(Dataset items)
===============

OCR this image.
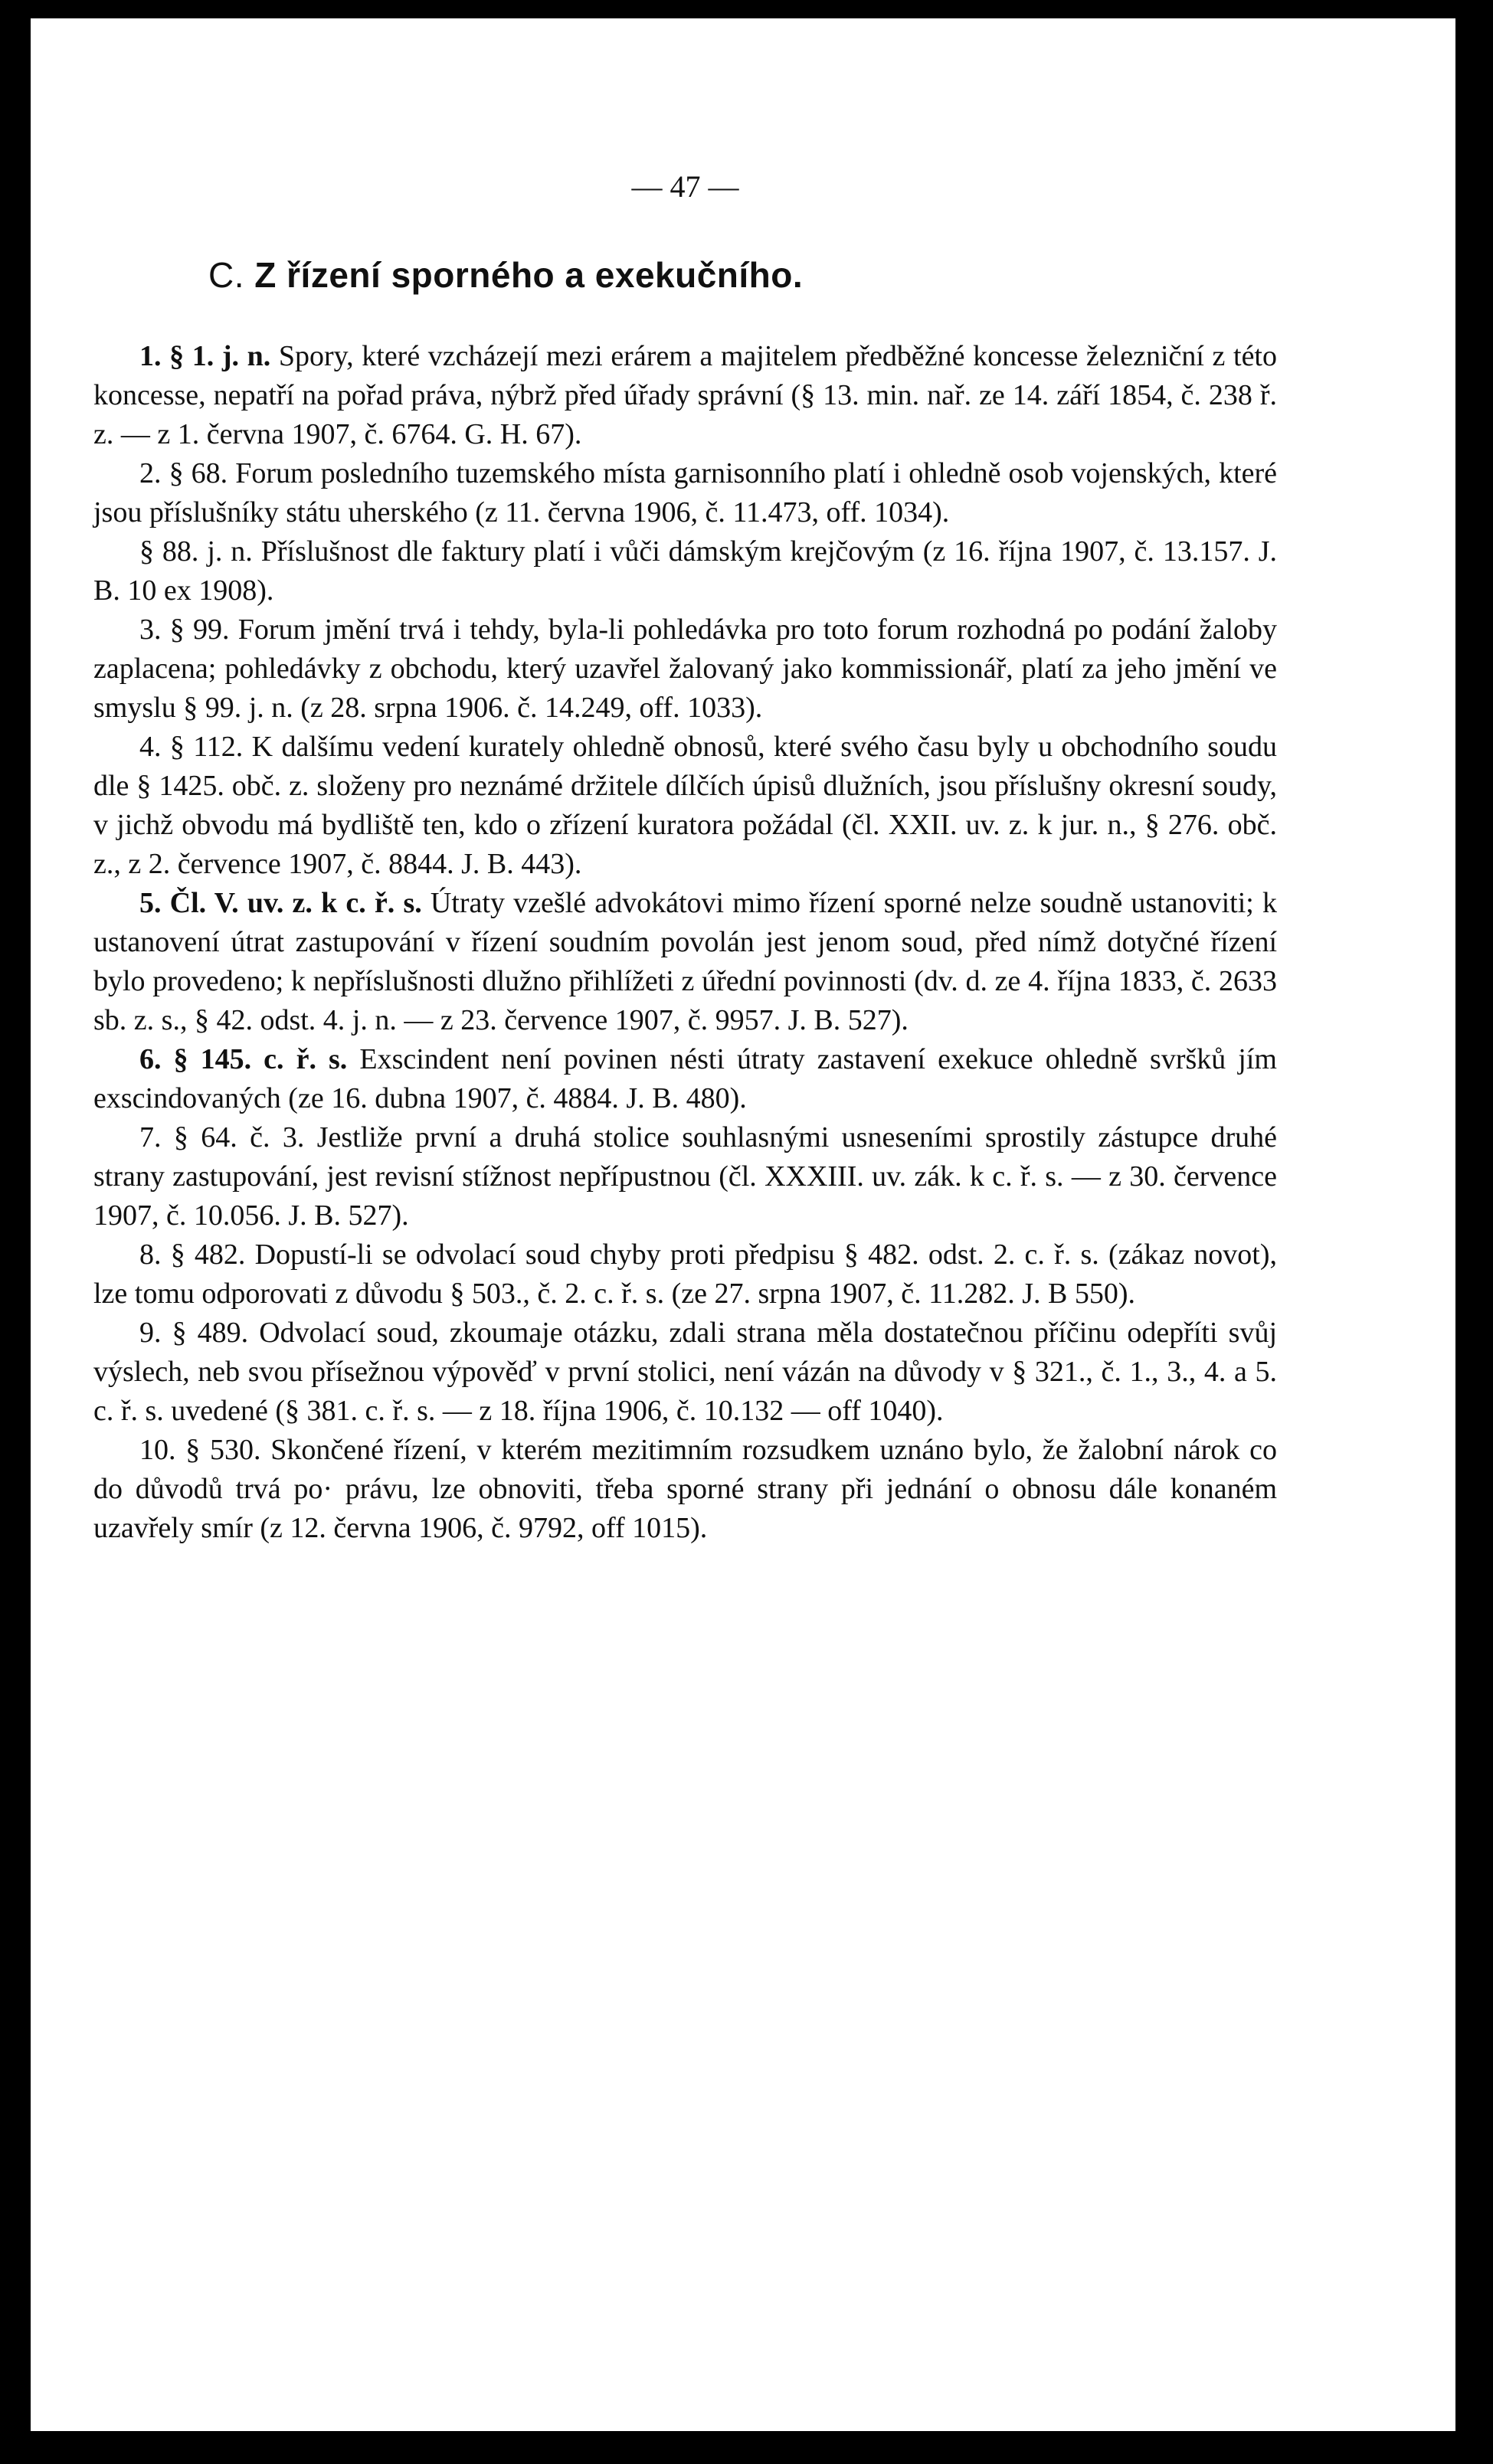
— 47 —
C. Z řízení sporného a exekučního.

1. § 1. j. n. Spory, které vzcházejí mezi erárem a majitelem předběžné koncesse železniční z této koncesse, nepatří na pořad práva, nýbrž před úřady správní (§ 13. min. nař. ze 14. září 1854, č. 238 ř. z. — z 1. června 1907, č. 6764. G. H. 67).

2. § 68. Forum posledního tuzemského místa garnisonního platí i ohledně osob vojenských, které jsou příslušníky státu uherského (z 11. června 1906, č. 11.473, off. 1034).

§ 88. j. n. Příslušnost dle faktury platí i vůči dámským krejčovým (z 16. října 1907, č. 13.157. J. B. 10 ex 1908).

3. § 99. Forum jmění trvá i tehdy, byla-li pohledávka pro toto forum rozhodná po podání žaloby zaplacena; pohledávky z obchodu, který uzavřel žalovaný jako kommissionář, platí za jeho jmění ve smyslu § 99. j. n. (z 28. srpna 1906. č. 14.249, off. 1033).

4. § 112. K dalšímu vedení kuratelу ohledně obnosů, které svého času byly u obchodního soudu dle § 1425. obč. z. složeny pro neznámé držitele dílčích úpisů dlužních, jsou příslušny okresní soudy, v jichž obvodu má bydliště ten, kdo o zřízení kuratora požádal (čl. XXII. uv. z. k jur. n., § 276. obč. z., z 2. července 1907, č. 8844. J. B. 443).

5. Čl. V. uv. z. k c. ř. s. Útraty vzešlé advokátovi mimo řízení sporné nelze soudně ustanoviti; k ustanovení útrat zastupování v řízení soudním povolán jest jenom soud, před nímž dotyčné řízení bylo provedeno; k nepříslušnosti dlužno přihlížeti z úřední povinnosti (dv. d. ze 4. října 1833, č. 2633 sb. z. s., § 42. odst. 4. j. n. — z 23. července 1907, č. 9957. J. B. 527).

6. § 145. c. ř. s. Exscindent není povinen nésti útraty zastavení exekuce ohledně svršků jím exscindovaných (ze 16. dubna 1907, č. 4884. J. B. 480).

7. § 64. č. 3. Jestliže první a druhá stolice souhlasnými usneseními sprostily zástupce druhé strany zastupování, jest revisní stížnost nepřípustnou (čl. XXXIII. uv. zák. k c. ř. s. — z 30. července 1907, č. 10.056. J. B. 527).

8. § 482. Dopustí-li se odvolací soud chyby proti předpisu § 482. odst. 2. c. ř. s. (zákaz novot), lze tomu odporovati z důvodu § 503., č. 2. c. ř. s. (ze 27. srpna 1907, č. 11.282. J. B 550).

9. § 489. Odvolací soud, zkoumaje otázku, zdali strana měla dostatečnou příčinu odepříti svůj výslech, neb svou přísežnou výpověď v první stolici, není vázán na důvody v § 321., č. 1., 3., 4. a 5. c. ř. s. uvedené (§ 381. c. ř. s. — z 18. října 1906, č. 10.132 — off 1040).

10. § 530. Skončené řízení, v kterém mezitimním rozsudkem uznáno bylo, že žalobní nárok co do důvodů trvá po· právu, lze obnoviti, třeba sporné strany při jednání o obnosu dále konaném uzavřely smír (z 12. června 1906, č. 9792, off 1015).
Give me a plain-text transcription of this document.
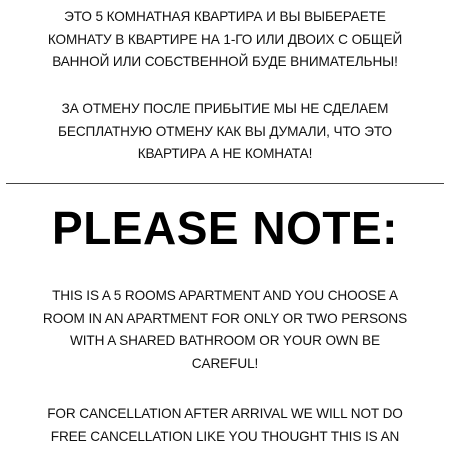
ЭТО 5 КОМНАТНАЯ КВАРТИРА И ВЫ ВЫБЕРАЕТЕ
КОМНАТУ В КВАРТИРЕ НА 1-ГО ИЛИ ДВОИХ С ОБЩЕЙ
ВАННОЙ ИЛИ СОБСТВЕННОЙ БУДЕ ВНИМАТЕЛЬНЫ!

ЗА ОТМЕНУ ПОСЛЕ ПРИБЫТИЕ МЫ НЕ СДЕЛАЕМ
БЕСПЛАТНУЮ ОТМЕНУ КАК ВЫ ДУМАЛИ, ЧТО ЭТО
КВАРТИРА А НЕ КОМНАТА!

PLEASE NOTE:

THIS IS A 5 ROOMS APARTMENT AND YOU CHOOSE A
ROOM IN AN APARTMENT FOR ONLY OR TWO PERSONS
WITH A SHARED BATHROOM OR YOUR OWN BE
CAREFUL!

FOR CANCELLATION AFTER ARRIVAL WE WILL NOT DO
FREE CANCELLATION LIKE YOU THOUGHT THIS IS AN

===============

* **WRITTEN PROBLEM**
Write out an exact copy of the lines beginning at the line that contains "Give me a plain-text" and ending at the last line of the listing. Exclude pictures.

* **RESULT**
Give me a plain-text transcription of this document.
ЭТО 5 КОМНАТНАЯ КВАРТИРА И ВЫ ВЫБЕРАЕТЕ
КОМНАТУ В КВАРТИРЕ НА 1-ГО ИЛИ ДВОИХ С ОБЩЕЙ
ВАННОЙ ИЛИ СОБСТВЕННОЙ БУДЕ ВНИМАТЕЛЬНЫ!

ЗА ОТМЕНУ ПОСЛЕ ПРИБЫТИЕ МЫ НЕ СДЕЛАЕМ
БЕСПЛАТНУЮ ОТМЕНУ КАК ВЫ ДУМАЛИ, ЧТО ЭТО
КВАРТИРА А НЕ КОМНАТА!

PLEASE NOTE:

THIS IS A 5 ROOMS APARTMENT AND YOU CHOOSE A
ROOM IN AN APARTMENT FOR ONLY OR TWO PERSONS
WITH A SHARED BATHROOM OR YOUR OWN BE
CAREFUL!

FOR CANCELLATION AFTER ARRIVAL WE WILL NOT DO
FREE CANCELLATION LIKE YOU THOUGHT THIS IS AN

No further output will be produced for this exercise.